» **SET EXERCISE**
Write the material out again, line by line, exactly as it is.
━━━ ENTRIES ━━━
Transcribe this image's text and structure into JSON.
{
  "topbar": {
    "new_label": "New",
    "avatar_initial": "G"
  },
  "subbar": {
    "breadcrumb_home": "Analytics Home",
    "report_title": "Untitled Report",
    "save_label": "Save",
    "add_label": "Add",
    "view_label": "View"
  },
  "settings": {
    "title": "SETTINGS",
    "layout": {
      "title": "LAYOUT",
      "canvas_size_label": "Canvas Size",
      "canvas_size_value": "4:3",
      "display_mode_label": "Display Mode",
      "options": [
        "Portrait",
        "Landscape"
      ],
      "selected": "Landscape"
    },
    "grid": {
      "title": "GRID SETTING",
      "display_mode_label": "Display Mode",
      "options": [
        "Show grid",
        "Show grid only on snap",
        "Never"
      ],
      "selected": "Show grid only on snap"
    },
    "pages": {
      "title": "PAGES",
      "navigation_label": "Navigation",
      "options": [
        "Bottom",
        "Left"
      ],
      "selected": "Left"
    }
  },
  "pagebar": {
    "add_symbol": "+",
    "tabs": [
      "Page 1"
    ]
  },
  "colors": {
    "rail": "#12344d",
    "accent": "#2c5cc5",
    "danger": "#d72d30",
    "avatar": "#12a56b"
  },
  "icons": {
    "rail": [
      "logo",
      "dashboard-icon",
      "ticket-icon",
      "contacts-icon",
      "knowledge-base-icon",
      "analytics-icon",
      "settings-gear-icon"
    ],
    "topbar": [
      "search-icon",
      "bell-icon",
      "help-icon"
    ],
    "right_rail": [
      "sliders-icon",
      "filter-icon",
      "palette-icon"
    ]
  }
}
━━━
» **OUTPUT FOR THIS EXERCISE**
Transcribe this image's text and structure into JSON.
{
  "topbar": {
    "new_label": "New",
    "avatar_initial": "G"
  },
  "subbar": {
    "breadcrumb_home": "Analytics Home",
    "report_title": "Untitled Report",
    "save_label": "Save",
    "add_label": "Add",
    "view_label": "View"
  },
  "settings": {
    "title": "SETTINGS",
    "layout": {
      "title": "LAYOUT",
      "canvas_size_label": "Canvas Size",
      "canvas_size_value": "4:3",
      "display_mode_label": "Display Mode",
      "options": [
        "Portrait",
        "Landscape"
      ],
      "selected": "Landscape"
    },
    "grid": {
      "title": "GRID SETTING",
      "display_mode_label": "Display Mode",
      "options": [
        "Show grid",
        "Show grid only on snap",
        "Never"
      ],
      "selected": "Show grid only on snap"
    },
    "pages": {
      "title": "PAGES",
      "navigation_label": "Navigation",
      "options": [
        "Bottom",
        "Left"
      ],
      "selected": "Left"
    }
  },
  "pagebar": {
    "add_symbol": "+",
    "tabs": [
      "Page 1"
    ]
  },
  "colors": {
    "rail": "#12344d",
    "accent": "#2c5cc5",
    "danger": "#d72d30",
    "avatar": "#12a56b"
  },
  "icons": {
    "rail": [
      "logo",
      "dashboard-icon",
      "ticket-icon",
      "contacts-icon",
      "knowledge-base-icon",
      "analytics-icon",
      "settings-gear-icon"
    ],
    "topbar": [
      "search-icon",
      "bell-icon",
      "help-icon"
    ],
    "right_rail": [
      "sliders-icon",
      "filter-icon",
      "palette-icon"
    ]
  }
}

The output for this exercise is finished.